Entries with figure data:
begin

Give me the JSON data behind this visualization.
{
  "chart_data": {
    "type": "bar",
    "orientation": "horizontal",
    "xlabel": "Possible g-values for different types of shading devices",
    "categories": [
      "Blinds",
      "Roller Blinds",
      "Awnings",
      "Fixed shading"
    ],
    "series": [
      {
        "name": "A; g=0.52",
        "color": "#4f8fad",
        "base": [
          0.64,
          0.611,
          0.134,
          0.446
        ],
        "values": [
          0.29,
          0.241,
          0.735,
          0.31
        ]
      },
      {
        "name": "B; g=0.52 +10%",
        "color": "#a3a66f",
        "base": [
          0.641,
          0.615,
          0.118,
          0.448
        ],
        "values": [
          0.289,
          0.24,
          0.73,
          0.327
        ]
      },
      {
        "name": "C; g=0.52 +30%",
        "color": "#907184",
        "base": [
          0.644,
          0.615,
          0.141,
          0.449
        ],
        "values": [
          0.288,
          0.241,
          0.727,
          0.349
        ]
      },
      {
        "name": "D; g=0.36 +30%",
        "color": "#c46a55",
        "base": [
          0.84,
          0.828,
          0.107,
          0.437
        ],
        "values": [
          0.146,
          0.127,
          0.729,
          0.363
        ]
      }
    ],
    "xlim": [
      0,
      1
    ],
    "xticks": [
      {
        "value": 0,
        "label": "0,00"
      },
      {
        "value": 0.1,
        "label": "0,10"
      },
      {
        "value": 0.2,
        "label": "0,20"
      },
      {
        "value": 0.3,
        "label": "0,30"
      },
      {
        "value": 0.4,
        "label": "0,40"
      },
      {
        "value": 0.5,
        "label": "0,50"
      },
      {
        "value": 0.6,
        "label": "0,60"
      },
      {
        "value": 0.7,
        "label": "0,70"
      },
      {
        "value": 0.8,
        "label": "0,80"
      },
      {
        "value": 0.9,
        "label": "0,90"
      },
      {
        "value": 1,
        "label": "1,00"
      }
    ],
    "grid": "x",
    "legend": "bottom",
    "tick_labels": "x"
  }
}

end

- [Challenge] From the first line to the last, retype the data exactly.

- [Answer to this task]
Give me the JSON data behind this visualization.
{
  "chart_data": {
    "type": "bar",
    "orientation": "horizontal",
    "xlabel": "Possible g-values for different types of shading devices",
    "categories": [
      "Blinds",
      "Roller Blinds",
      "Awnings",
      "Fixed shading"
    ],
    "series": [
      {
        "name": "A; g=0.52",
        "color": "#4f8fad",
        "base": [
          0.64,
          0.611,
          0.134,
          0.446
        ],
        "values": [
          0.29,
          0.241,
          0.735,
          0.31
        ]
      },
      {
        "name": "B; g=0.52 +10%",
        "color": "#a3a66f",
        "base": [
          0.641,
          0.615,
          0.118,
          0.448
        ],
        "values": [
          0.289,
          0.24,
          0.73,
          0.327
        ]
      },
      {
        "name": "C; g=0.52 +30%",
        "color": "#907184",
        "base": [
          0.644,
          0.615,
          0.141,
          0.449
        ],
        "values": [
          0.288,
          0.241,
          0.727,
          0.349
        ]
      },
      {
        "name": "D; g=0.36 +30%",
        "color": "#c46a55",
        "base": [
          0.84,
          0.828,
          0.107,
          0.437
        ],
        "values": [
          0.146,
          0.127,
          0.729,
          0.363
        ]
      }
    ],
    "xlim": [
      0,
      1
    ],
    "xticks": [
      {
        "value": 0,
        "label": "0,00"
      },
      {
        "value": 0.1,
        "label": "0,10"
      },
      {
        "value": 0.2,
        "label": "0,20"
      },
      {
        "value": 0.3,
        "label": "0,30"
      },
      {
        "value": 0.4,
        "label": "0,40"
      },
      {
        "value": 0.5,
        "label": "0,50"
      },
      {
        "value": 0.6,
        "label": "0,60"
      },
      {
        "value": 0.7,
        "label": "0,70"
      },
      {
        "value": 0.8,
        "label": "0,80"
      },
      {
        "value": 0.9,
        "label": "0,90"
      },
      {
        "value": 1,
        "label": "1,00"
      }
    ],
    "grid": "x",
    "legend": "bottom",
    "tick_labels": "x"
  }
}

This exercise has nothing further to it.